What you will do
Copy every entry word for word, but skip the pictures.

Stored rows
>> BEGIN
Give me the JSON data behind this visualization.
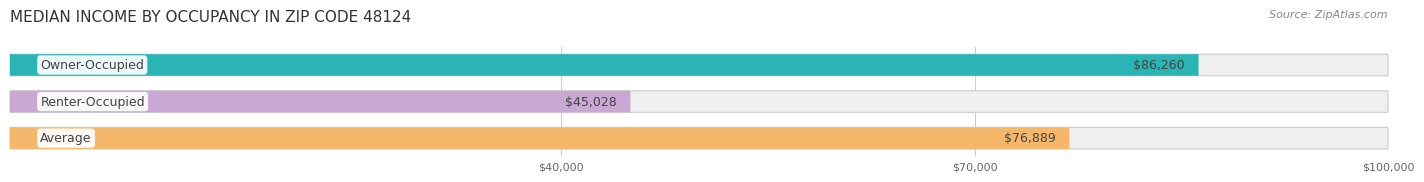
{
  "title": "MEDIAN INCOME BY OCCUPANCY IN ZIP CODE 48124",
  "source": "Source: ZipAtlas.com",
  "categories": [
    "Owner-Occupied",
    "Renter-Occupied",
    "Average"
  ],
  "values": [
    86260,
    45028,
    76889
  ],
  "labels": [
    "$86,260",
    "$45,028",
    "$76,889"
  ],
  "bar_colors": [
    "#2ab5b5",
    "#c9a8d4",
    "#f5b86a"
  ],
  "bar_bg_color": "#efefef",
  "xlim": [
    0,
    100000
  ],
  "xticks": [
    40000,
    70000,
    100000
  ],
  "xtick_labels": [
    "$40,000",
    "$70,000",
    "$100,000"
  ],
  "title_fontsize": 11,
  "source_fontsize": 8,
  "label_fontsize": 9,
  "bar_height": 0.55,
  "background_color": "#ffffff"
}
>> END
Solution
Give me the JSON data behind this visualization.
{
  "title": "MEDIAN INCOME BY OCCUPANCY IN ZIP CODE 48124",
  "source": "Source: ZipAtlas.com",
  "categories": [
    "Owner-Occupied",
    "Renter-Occupied",
    "Average"
  ],
  "values": [
    86260,
    45028,
    76889
  ],
  "labels": [
    "$86,260",
    "$45,028",
    "$76,889"
  ],
  "bar_colors": [
    "#2ab5b5",
    "#c9a8d4",
    "#f5b86a"
  ],
  "bar_bg_color": "#efefef",
  "xlim": [
    0,
    100000
  ],
  "xticks": [
    40000,
    70000,
    100000
  ],
  "xtick_labels": [
    "$40,000",
    "$70,000",
    "$100,000"
  ],
  "title_fontsize": 11,
  "source_fontsize": 8,
  "label_fontsize": 9,
  "bar_height": 0.55,
  "background_color": "#ffffff"
}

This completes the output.